Prompt: Extract all lines that hold "icon" from the records below.

Data items
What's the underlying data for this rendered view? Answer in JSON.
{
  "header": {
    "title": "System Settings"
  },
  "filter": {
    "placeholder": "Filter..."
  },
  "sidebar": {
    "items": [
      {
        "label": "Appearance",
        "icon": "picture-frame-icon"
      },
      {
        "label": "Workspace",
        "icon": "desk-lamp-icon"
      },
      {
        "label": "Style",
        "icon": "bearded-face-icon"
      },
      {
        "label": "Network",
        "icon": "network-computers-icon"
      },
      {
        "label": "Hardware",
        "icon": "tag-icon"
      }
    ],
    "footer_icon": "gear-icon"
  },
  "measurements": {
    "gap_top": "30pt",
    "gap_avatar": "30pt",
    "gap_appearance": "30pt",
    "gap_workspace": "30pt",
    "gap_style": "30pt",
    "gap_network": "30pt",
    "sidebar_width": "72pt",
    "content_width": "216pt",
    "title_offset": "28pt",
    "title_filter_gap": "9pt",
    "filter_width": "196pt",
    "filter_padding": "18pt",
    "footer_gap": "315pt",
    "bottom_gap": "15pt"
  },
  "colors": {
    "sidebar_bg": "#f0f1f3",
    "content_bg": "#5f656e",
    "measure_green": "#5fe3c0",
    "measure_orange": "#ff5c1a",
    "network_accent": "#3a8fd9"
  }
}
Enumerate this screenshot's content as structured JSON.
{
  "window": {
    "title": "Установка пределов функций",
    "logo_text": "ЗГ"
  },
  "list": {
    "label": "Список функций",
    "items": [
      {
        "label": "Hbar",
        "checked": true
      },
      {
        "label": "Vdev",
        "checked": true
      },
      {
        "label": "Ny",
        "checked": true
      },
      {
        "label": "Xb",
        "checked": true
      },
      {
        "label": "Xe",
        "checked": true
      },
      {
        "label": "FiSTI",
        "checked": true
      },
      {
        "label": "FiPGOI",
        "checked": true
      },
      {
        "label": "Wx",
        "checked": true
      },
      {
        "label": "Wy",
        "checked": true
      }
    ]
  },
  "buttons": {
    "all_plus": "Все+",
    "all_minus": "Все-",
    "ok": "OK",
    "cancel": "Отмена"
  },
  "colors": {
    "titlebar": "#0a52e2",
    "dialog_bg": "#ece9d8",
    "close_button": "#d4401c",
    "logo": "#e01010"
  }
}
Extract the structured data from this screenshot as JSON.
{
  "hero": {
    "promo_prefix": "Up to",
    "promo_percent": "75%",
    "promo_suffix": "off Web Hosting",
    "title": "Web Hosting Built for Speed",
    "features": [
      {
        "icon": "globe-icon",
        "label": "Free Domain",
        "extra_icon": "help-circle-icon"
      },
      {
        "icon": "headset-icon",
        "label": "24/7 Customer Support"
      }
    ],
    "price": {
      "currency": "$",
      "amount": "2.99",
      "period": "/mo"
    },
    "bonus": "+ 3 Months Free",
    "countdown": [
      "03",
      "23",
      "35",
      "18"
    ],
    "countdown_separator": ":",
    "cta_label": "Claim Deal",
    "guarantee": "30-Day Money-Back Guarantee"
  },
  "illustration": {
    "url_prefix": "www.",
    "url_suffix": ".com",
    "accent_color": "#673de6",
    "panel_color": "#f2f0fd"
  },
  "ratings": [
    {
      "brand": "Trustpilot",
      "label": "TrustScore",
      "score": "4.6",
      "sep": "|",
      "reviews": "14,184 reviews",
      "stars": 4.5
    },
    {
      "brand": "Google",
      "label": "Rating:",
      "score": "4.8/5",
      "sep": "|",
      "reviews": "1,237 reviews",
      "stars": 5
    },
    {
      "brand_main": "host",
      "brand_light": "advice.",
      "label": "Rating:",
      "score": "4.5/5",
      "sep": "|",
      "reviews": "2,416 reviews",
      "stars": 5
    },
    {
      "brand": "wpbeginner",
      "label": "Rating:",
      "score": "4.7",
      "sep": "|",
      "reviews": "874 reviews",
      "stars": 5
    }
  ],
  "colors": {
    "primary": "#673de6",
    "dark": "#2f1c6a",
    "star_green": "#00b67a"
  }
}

Response below:
        "icon": "picture-frame-icon"
        "icon": "desk-lamp-icon"
        "icon": "bearded-face-icon"
        "icon": "network-computers-icon"
        "icon": "tag-icon"
    "footer_icon": "gear-icon"
        "icon": "globe-icon",
        "extra_icon": "help-circle-icon"
        "icon": "headset-icon",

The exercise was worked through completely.